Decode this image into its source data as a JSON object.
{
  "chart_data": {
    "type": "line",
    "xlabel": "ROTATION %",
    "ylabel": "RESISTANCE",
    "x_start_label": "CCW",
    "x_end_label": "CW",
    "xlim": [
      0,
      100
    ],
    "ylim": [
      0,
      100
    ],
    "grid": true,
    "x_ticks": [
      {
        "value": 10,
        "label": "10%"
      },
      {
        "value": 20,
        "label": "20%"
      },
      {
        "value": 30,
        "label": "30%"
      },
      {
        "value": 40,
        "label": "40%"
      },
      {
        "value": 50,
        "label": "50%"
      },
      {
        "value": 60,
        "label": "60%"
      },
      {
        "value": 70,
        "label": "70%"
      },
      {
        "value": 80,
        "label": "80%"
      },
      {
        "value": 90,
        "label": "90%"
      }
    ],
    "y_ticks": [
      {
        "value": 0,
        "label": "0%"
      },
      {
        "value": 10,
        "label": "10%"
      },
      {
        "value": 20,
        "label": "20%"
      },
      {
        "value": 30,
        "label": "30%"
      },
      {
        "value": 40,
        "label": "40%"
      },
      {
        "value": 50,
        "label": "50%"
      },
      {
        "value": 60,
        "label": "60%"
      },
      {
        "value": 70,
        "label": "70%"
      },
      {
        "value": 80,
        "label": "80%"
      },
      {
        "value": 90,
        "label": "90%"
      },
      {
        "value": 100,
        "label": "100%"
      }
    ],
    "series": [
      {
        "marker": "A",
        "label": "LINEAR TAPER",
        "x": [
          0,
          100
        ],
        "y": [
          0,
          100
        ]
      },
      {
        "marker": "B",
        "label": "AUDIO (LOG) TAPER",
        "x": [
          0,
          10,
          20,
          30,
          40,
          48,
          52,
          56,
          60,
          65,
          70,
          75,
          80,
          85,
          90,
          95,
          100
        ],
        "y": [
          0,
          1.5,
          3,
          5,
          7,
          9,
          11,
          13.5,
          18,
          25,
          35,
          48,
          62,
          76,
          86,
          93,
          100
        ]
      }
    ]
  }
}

━━━━━━

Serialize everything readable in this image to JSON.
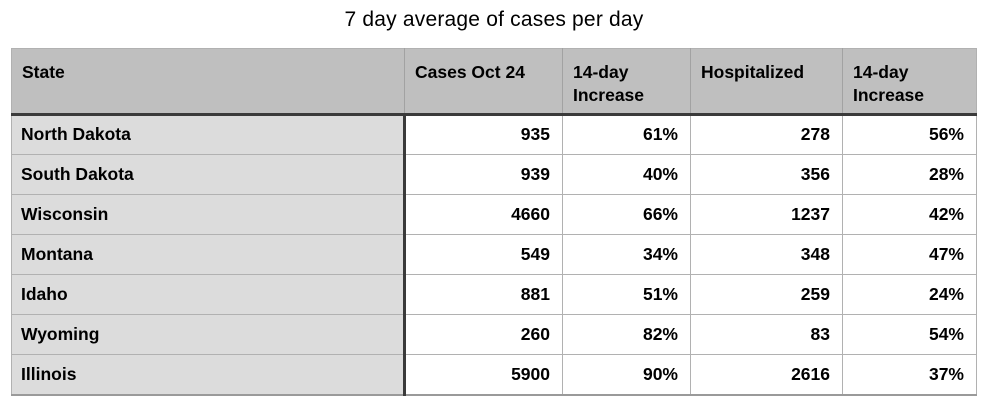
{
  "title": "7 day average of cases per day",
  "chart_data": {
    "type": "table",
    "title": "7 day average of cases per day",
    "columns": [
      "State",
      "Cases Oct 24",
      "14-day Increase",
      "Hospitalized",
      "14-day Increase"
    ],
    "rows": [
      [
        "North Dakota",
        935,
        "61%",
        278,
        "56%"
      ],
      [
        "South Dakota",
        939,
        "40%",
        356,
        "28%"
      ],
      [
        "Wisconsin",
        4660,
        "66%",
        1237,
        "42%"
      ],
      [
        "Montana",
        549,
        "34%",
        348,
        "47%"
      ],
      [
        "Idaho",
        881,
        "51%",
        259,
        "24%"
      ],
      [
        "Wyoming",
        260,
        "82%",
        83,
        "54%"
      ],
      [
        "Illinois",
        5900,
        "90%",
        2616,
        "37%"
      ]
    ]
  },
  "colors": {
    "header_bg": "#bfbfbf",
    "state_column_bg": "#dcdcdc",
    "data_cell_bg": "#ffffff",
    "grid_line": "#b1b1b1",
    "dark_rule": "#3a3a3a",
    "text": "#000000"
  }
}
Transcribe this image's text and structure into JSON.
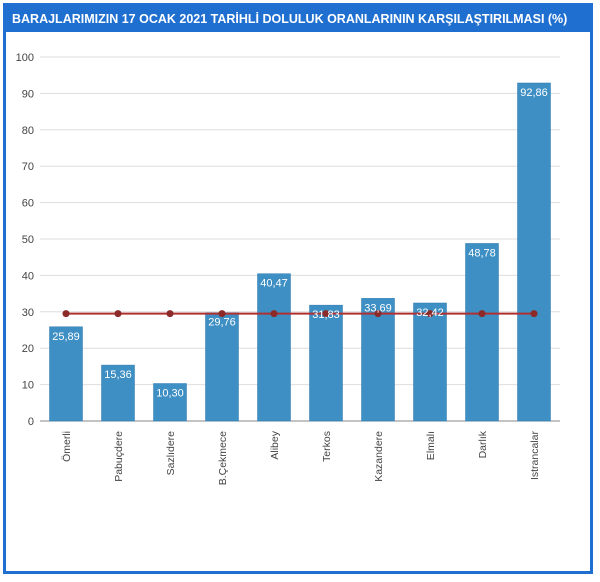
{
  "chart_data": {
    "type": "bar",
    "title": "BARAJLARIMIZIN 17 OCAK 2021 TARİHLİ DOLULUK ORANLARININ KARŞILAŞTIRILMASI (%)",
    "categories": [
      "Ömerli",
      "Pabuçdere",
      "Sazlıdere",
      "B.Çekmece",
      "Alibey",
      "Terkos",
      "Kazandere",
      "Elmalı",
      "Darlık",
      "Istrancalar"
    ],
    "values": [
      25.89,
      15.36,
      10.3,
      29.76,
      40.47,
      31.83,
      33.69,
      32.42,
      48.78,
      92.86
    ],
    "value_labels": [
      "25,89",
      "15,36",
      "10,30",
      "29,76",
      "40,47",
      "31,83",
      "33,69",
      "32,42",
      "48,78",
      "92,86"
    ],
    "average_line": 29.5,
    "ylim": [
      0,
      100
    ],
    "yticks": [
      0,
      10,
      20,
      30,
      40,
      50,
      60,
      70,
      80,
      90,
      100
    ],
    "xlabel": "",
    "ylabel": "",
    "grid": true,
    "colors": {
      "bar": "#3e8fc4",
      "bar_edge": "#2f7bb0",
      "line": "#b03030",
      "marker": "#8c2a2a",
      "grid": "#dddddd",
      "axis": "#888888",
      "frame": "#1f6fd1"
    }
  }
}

━━━━━━

● **WHAT IS REQUIRED**
Scan the listing above and identify each line holding the string "this"; copy every such line.

● **ANSWER TO THE PROBLEM**
Decode this image into its source data as a JSON object.
Serialize everything readable in this image to JSON.
Transcribe this image's text and structure into JSON.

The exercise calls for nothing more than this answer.